┌────────

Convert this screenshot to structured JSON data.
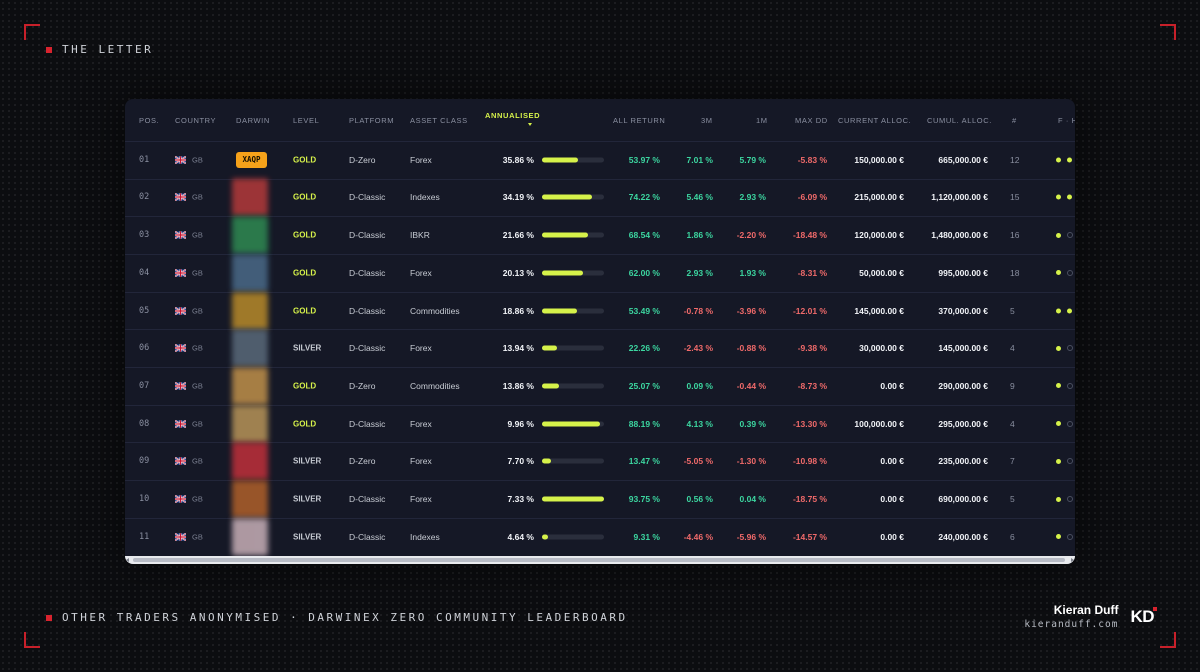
{
  "branding": {
    "top_label": "THE LETTER",
    "bottom_label": "OTHER TRADERS ANONYMISED · DARWINEX ZERO COMMUNITY LEADERBOARD",
    "author_name": "Kieran Duff",
    "author_site": "kieranduff.com",
    "logo_text": "KD",
    "accent_color": "#d8232e"
  },
  "table": {
    "headers": {
      "pos": "POS.",
      "country": "COUNTRY",
      "darwin": "DARWIN",
      "level": "LEVEL",
      "platform": "PLATFORM",
      "asset_class": "ASSET CLASS",
      "annualised": "ANNUALISED",
      "all_return": "ALL RETURN",
      "m3": "3M",
      "m1": "1M",
      "max_dd": "MAX DD",
      "current_alloc": "CURRENT ALLOC.",
      "cumul_alloc": "CUMUL. ALLOC.",
      "count": "#",
      "fh": "F · H"
    },
    "sorted_column": "annualised",
    "rows": [
      {
        "pos": "01",
        "country": "GB",
        "darwin": "XAQP",
        "level": "GOLD",
        "platform": "D-Zero",
        "asset_class": "Forex",
        "annualised": "35.86 %",
        "annualised_bar": 0.58,
        "all_return": "53.97 %",
        "m3": "7.01 %",
        "m1": "5.79 %",
        "max_dd": "-5.83 %",
        "current_alloc": "150,000.00 €",
        "cumul_alloc": "665,000.00 €",
        "count": "12",
        "dots": [
          true,
          true
        ]
      },
      {
        "pos": "02",
        "country": "GB",
        "darwin": "",
        "level": "GOLD",
        "platform": "D-Classic",
        "asset_class": "Indexes",
        "annualised": "34.19 %",
        "annualised_bar": 0.8,
        "all_return": "74.22 %",
        "m3": "5.46 %",
        "m1": "2.93 %",
        "max_dd": "-6.09 %",
        "current_alloc": "215,000.00 €",
        "cumul_alloc": "1,120,000.00 €",
        "count": "15",
        "dots": [
          true,
          true
        ]
      },
      {
        "pos": "03",
        "country": "GB",
        "darwin": "",
        "level": "GOLD",
        "platform": "D-Classic",
        "asset_class": "IBKR",
        "annualised": "21.66 %",
        "annualised_bar": 0.74,
        "all_return": "68.54 %",
        "m3": "1.86 %",
        "m1": "-2.20 %",
        "max_dd": "-18.48 %",
        "current_alloc": "120,000.00 €",
        "cumul_alloc": "1,480,000.00 €",
        "count": "16",
        "dots": [
          true,
          false
        ]
      },
      {
        "pos": "04",
        "country": "GB",
        "darwin": "",
        "level": "GOLD",
        "platform": "D-Classic",
        "asset_class": "Forex",
        "annualised": "20.13 %",
        "annualised_bar": 0.66,
        "all_return": "62.00 %",
        "m3": "2.93 %",
        "m1": "1.93 %",
        "max_dd": "-8.31 %",
        "current_alloc": "50,000.00 €",
        "cumul_alloc": "995,000.00 €",
        "count": "18",
        "dots": [
          true,
          false
        ]
      },
      {
        "pos": "05",
        "country": "GB",
        "darwin": "",
        "level": "GOLD",
        "platform": "D-Classic",
        "asset_class": "Commodities",
        "annualised": "18.86 %",
        "annualised_bar": 0.57,
        "all_return": "53.49 %",
        "m3": "-0.78 %",
        "m1": "-3.96 %",
        "max_dd": "-12.01 %",
        "current_alloc": "145,000.00 €",
        "cumul_alloc": "370,000.00 €",
        "count": "5",
        "dots": [
          true,
          true
        ]
      },
      {
        "pos": "06",
        "country": "GB",
        "darwin": "",
        "level": "SILVER",
        "platform": "D-Classic",
        "asset_class": "Forex",
        "annualised": "13.94 %",
        "annualised_bar": 0.24,
        "all_return": "22.26 %",
        "m3": "-2.43 %",
        "m1": "-0.88 %",
        "max_dd": "-9.38 %",
        "current_alloc": "30,000.00 €",
        "cumul_alloc": "145,000.00 €",
        "count": "4",
        "dots": [
          true,
          false
        ]
      },
      {
        "pos": "07",
        "country": "GB",
        "darwin": "",
        "level": "GOLD",
        "platform": "D-Zero",
        "asset_class": "Commodities",
        "annualised": "13.86 %",
        "annualised_bar": 0.27,
        "all_return": "25.07 %",
        "m3": "0.09 %",
        "m1": "-0.44 %",
        "max_dd": "-8.73 %",
        "current_alloc": "0.00 €",
        "cumul_alloc": "290,000.00 €",
        "count": "9",
        "dots": [
          true,
          false
        ]
      },
      {
        "pos": "08",
        "country": "GB",
        "darwin": "",
        "level": "GOLD",
        "platform": "D-Classic",
        "asset_class": "Forex",
        "annualised": "9.96 %",
        "annualised_bar": 0.94,
        "all_return": "88.19 %",
        "m3": "4.13 %",
        "m1": "0.39 %",
        "max_dd": "-13.30 %",
        "current_alloc": "100,000.00 €",
        "cumul_alloc": "295,000.00 €",
        "count": "4",
        "dots": [
          true,
          false
        ]
      },
      {
        "pos": "09",
        "country": "GB",
        "darwin": "",
        "level": "SILVER",
        "platform": "D-Zero",
        "asset_class": "Forex",
        "annualised": "7.70 %",
        "annualised_bar": 0.15,
        "all_return": "13.47 %",
        "m3": "-5.05 %",
        "m1": "-1.30 %",
        "max_dd": "-10.98 %",
        "current_alloc": "0.00 €",
        "cumul_alloc": "235,000.00 €",
        "count": "7",
        "dots": [
          true,
          false
        ]
      },
      {
        "pos": "10",
        "country": "GB",
        "darwin": "",
        "level": "SILVER",
        "platform": "D-Classic",
        "asset_class": "Forex",
        "annualised": "7.33 %",
        "annualised_bar": 1.0,
        "all_return": "93.75 %",
        "m3": "0.56 %",
        "m1": "0.04 %",
        "max_dd": "-18.75 %",
        "current_alloc": "0.00 €",
        "cumul_alloc": "690,000.00 €",
        "count": "5",
        "dots": [
          true,
          false
        ]
      },
      {
        "pos": "11",
        "country": "GB",
        "darwin": "",
        "level": "SILVER",
        "platform": "D-Classic",
        "asset_class": "Indexes",
        "annualised": "4.64 %",
        "annualised_bar": 0.1,
        "all_return": "9.31 %",
        "m3": "-4.46 %",
        "m1": "-5.96 %",
        "max_dd": "-14.57 %",
        "current_alloc": "0.00 €",
        "cumul_alloc": "240,000.00 €",
        "count": "6",
        "dots": [
          true,
          false
        ]
      }
    ],
    "darwin_blur_colors": [
      "#f6a21a",
      "#b43a3a",
      "#2f8a52",
      "#4a6a88",
      "#b88a2a",
      "#5a6a7a",
      "#c0904a",
      "#b89458",
      "#c0303a",
      "#b0602a",
      "#c8b0b8"
    ]
  }
}
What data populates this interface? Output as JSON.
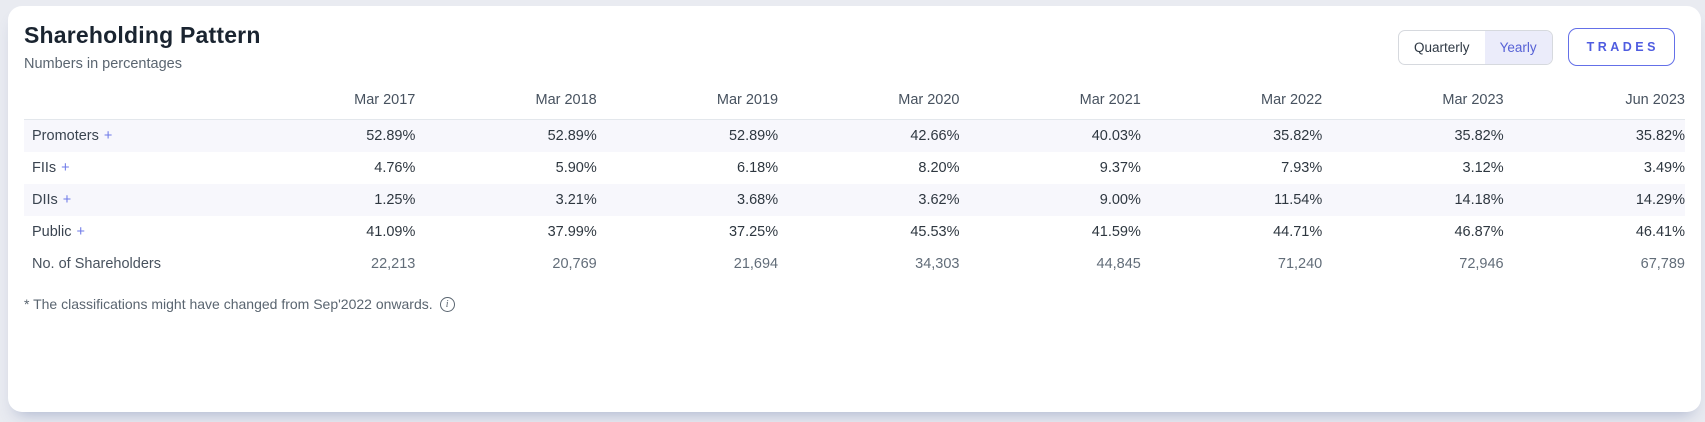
{
  "header": {
    "title": "Shareholding Pattern",
    "subtitle": "Numbers in percentages",
    "toggle": {
      "options": [
        "Quarterly",
        "Yearly"
      ],
      "selected": "Yearly"
    },
    "trades_label": "TRADES"
  },
  "table": {
    "columns": [
      "Mar 2017",
      "Mar 2018",
      "Mar 2019",
      "Mar 2020",
      "Mar 2021",
      "Mar 2022",
      "Mar 2023",
      "Jun 2023"
    ],
    "rows": [
      {
        "label": "Promoters",
        "expandable": true,
        "type": "percent",
        "values": [
          "52.89%",
          "52.89%",
          "52.89%",
          "42.66%",
          "40.03%",
          "35.82%",
          "35.82%",
          "35.82%"
        ]
      },
      {
        "label": "FIIs",
        "expandable": true,
        "type": "percent",
        "values": [
          "4.76%",
          "5.90%",
          "6.18%",
          "8.20%",
          "9.37%",
          "7.93%",
          "3.12%",
          "3.49%"
        ]
      },
      {
        "label": "DIIs",
        "expandable": true,
        "type": "percent",
        "values": [
          "1.25%",
          "3.21%",
          "3.68%",
          "3.62%",
          "9.00%",
          "11.54%",
          "14.18%",
          "14.29%"
        ]
      },
      {
        "label": "Public",
        "expandable": true,
        "type": "percent",
        "values": [
          "41.09%",
          "37.99%",
          "37.25%",
          "45.53%",
          "41.59%",
          "44.71%",
          "46.87%",
          "46.41%"
        ]
      },
      {
        "label": "No. of Shareholders",
        "expandable": false,
        "type": "count",
        "values": [
          "22,213",
          "20,769",
          "21,694",
          "34,303",
          "44,845",
          "71,240",
          "72,946",
          "67,789"
        ]
      }
    ],
    "expand_icon": "+"
  },
  "footnote": {
    "text": "* The classifications might have changed from Sep'2022 onwards.",
    "icon": "info"
  },
  "colors": {
    "accent": "#4f5ce0",
    "accent_light_bg": "#ebecfa",
    "stripe": "#f7f7fc",
    "page_background": "#e9ebf1",
    "text_dark": "#2e3740",
    "text_muted": "#626d79"
  }
}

└────────

* **Problem to work on**: Count the lines of the material that include the word "JSON", then report only the total.

* **Result of the exercise**: 2